- _SELECTED EXCERPT_:

◇ ◇ ◇ ◇ ◇

According to the United States Census Bureau, the CDP has a total area of 88.8 km2, of which 61.3 km2 are land and 27.5 km2, or 31.01%, are water. The main primary highway in Reed Creek is Georgia State Route 51 which runs north out of Hartwell, Georgia to Reed Creek.

==Demographics==

Reed Creek first appeared as a census designated place in the 1990 U.S. census.

Historical population
| Census | Pop. | Note | %± |
| 1990 | 1,796 |  | — |
| 2000 | 2,148 |  | 19.6% |
| 2010 | 2,604 |  | 21.2% |
| 2020 | 2,724 |  | 4.6% |
U.S. Decennial Census 1850-1870 1870-1880 1890-1910 1920-1930 1940 1950 1960 1970 1980 1990 2000 2010 2020

===Racial and ethnic composition===

Reed Creek CDP, Georgia – Racial and ethnic composition Note: the US Census treats Hispanic/Latino as an ethnic category. This table excludes Latinos from the racial categories and assigns them to a separate category. Hispanics/Latinos may be of any race.

◇ ◇ ◇ ◇ ◇

- _EXERCISE DESCRIPTION_: Reproduce the part of the Reed Creek text that opens with the words containing "According to the" and closes with "1990 U.S. census.". The rows that come after this text can be disregarded.

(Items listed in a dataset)
◇ ◇ ◇ ◇ ◇

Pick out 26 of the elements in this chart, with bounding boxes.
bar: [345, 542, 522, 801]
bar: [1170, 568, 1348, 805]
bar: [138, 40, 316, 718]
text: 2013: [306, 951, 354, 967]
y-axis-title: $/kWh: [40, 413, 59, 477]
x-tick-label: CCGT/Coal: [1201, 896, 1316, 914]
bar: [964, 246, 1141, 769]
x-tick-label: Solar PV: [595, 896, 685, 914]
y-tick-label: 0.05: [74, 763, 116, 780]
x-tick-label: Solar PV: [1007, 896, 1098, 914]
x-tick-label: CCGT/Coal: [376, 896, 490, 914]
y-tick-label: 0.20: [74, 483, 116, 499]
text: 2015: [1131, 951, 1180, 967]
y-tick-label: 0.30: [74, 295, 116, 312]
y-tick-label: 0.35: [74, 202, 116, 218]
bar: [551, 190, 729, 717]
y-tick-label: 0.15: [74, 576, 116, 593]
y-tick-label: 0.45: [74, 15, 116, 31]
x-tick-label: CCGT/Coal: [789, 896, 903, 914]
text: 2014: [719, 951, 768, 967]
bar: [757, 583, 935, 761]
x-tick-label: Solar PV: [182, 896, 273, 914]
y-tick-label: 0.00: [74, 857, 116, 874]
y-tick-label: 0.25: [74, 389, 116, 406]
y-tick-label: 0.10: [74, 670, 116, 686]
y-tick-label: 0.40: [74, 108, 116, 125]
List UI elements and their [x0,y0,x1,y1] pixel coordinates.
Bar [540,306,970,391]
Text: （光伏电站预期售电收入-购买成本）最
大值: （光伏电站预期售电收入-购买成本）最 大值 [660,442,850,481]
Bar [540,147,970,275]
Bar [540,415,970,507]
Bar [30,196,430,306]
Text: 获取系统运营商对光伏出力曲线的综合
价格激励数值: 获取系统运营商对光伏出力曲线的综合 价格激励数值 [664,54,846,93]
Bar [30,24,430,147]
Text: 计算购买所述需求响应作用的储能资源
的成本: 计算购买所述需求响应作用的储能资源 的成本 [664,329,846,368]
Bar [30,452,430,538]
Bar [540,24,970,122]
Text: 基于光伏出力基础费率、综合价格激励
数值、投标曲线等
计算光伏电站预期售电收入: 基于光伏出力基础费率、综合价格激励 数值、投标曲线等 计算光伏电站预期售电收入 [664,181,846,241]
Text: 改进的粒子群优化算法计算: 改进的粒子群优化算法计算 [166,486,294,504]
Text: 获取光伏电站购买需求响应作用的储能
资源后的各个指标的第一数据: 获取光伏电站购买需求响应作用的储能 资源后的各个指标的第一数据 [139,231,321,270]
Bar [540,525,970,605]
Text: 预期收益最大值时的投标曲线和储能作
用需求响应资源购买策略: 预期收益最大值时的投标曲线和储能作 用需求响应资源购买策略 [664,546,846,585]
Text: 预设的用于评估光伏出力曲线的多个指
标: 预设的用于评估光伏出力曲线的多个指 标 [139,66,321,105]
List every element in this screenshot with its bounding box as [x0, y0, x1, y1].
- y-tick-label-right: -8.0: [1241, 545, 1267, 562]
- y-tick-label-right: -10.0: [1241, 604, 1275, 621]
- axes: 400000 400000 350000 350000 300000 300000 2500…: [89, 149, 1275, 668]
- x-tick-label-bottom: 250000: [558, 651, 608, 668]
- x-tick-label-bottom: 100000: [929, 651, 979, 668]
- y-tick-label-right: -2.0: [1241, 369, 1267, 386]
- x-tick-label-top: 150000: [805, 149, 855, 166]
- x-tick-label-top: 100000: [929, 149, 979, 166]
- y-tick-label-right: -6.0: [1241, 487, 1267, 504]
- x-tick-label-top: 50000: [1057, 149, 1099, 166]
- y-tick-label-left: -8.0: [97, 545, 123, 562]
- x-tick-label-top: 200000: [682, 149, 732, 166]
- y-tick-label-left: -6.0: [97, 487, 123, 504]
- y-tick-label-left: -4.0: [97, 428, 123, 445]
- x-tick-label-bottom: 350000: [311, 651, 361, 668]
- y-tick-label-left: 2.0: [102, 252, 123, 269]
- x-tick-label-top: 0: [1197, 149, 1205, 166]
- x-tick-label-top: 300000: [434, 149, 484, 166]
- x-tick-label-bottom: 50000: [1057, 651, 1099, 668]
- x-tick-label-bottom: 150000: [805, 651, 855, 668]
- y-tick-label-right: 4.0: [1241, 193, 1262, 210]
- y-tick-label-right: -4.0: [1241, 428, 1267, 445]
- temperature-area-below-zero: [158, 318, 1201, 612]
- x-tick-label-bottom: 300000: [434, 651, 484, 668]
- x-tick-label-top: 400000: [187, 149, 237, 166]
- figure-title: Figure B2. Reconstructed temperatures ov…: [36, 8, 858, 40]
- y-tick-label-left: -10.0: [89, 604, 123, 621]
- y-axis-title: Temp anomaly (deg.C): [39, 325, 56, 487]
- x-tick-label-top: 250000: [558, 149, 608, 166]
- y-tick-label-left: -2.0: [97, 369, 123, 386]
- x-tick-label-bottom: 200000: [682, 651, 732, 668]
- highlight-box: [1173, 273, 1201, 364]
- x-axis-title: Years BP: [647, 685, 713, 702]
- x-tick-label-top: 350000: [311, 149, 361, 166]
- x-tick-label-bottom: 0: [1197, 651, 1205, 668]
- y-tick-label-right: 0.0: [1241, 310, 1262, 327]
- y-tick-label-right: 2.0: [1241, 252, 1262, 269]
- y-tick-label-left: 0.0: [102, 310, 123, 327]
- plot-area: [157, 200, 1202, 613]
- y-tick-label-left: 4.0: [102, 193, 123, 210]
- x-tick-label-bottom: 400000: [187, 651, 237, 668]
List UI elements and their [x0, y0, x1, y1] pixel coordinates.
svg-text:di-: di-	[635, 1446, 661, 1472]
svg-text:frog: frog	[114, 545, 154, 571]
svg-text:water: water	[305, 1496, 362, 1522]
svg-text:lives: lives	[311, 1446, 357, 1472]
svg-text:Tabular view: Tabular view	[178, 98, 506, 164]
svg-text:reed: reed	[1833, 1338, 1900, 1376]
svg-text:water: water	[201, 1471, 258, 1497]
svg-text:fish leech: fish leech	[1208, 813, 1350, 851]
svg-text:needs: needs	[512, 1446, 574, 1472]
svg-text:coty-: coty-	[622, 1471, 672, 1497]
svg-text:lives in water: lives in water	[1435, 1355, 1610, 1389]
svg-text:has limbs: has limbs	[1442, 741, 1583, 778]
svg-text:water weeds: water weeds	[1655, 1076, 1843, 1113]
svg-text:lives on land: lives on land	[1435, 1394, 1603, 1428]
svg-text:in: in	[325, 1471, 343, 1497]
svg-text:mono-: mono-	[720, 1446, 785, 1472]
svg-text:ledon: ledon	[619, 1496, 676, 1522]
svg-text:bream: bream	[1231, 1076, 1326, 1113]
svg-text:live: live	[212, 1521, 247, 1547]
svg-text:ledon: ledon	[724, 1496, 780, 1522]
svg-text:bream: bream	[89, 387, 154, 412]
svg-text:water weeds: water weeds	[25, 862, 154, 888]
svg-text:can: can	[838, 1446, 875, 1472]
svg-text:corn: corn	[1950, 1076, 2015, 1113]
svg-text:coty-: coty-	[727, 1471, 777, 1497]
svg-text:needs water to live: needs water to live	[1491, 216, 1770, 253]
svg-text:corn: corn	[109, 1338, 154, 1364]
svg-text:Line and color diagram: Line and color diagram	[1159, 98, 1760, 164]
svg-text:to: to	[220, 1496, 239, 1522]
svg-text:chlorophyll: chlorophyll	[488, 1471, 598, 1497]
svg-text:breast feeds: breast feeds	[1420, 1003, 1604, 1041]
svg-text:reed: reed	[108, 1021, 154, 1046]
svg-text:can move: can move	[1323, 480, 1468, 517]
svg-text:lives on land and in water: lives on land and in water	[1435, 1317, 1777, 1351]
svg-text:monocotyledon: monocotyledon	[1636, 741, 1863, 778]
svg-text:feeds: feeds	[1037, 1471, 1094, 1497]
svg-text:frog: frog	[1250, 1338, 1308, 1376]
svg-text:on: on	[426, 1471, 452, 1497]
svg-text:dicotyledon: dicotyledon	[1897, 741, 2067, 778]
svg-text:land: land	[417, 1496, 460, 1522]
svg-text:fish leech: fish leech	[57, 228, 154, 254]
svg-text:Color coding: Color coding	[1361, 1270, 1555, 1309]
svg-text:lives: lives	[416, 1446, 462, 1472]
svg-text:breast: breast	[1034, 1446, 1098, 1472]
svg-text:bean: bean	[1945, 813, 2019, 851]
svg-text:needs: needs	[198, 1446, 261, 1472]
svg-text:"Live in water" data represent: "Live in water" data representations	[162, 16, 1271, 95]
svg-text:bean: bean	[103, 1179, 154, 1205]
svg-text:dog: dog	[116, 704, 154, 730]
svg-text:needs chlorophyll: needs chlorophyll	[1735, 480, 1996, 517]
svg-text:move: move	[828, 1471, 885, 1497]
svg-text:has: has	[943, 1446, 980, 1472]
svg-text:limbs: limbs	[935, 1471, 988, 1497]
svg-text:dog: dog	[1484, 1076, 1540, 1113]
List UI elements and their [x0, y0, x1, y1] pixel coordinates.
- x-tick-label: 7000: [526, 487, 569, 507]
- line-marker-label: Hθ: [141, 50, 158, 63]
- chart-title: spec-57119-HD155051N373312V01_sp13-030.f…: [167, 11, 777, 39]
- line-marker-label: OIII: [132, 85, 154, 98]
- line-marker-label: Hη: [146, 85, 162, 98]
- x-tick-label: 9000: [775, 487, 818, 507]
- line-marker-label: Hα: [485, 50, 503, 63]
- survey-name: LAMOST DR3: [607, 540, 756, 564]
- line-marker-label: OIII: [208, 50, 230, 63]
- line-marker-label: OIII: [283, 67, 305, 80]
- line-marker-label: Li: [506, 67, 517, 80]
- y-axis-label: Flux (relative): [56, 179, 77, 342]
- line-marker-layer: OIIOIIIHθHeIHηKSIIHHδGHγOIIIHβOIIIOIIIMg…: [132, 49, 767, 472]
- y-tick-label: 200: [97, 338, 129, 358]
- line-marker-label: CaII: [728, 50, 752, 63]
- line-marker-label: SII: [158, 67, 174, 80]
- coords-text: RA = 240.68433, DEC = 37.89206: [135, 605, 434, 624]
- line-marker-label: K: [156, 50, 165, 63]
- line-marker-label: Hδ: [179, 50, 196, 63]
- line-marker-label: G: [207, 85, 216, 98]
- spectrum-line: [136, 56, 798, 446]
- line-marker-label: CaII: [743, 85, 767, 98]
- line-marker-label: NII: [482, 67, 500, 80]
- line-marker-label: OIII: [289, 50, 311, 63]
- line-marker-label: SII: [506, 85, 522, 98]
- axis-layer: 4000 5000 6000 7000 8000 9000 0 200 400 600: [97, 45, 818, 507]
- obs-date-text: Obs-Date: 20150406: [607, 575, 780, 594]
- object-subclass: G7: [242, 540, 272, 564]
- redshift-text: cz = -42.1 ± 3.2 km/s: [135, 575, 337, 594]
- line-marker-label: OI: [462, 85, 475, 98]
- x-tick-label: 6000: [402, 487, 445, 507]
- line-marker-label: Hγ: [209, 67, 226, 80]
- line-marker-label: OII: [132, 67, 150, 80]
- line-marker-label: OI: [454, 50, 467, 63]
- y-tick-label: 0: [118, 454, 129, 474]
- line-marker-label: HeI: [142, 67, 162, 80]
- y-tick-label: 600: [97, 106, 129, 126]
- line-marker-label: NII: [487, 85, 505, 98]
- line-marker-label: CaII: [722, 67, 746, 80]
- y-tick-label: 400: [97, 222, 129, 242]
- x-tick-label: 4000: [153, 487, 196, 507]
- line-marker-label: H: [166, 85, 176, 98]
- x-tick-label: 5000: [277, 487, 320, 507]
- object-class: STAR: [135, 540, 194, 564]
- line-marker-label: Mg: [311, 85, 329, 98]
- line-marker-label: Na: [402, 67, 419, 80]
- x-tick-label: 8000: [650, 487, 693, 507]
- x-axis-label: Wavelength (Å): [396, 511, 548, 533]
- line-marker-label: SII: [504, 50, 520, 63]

◇ ◇ ◇ ◇ ◇

- _EXERCISE ANSWER_:
According to the United States Census Bureau, the CDP has a total area of 88.8 km2, of which 61.3 km2 are land and 27.5 km2, or 31.01%, are water. The main primary highway in Reed Creek is Georgia State Route 51 which runs north out of Hartwell, Georgia to Reed Creek.

==Demographics==

Reed Creek first appeared as a census designated place in the 1990 U.S. census.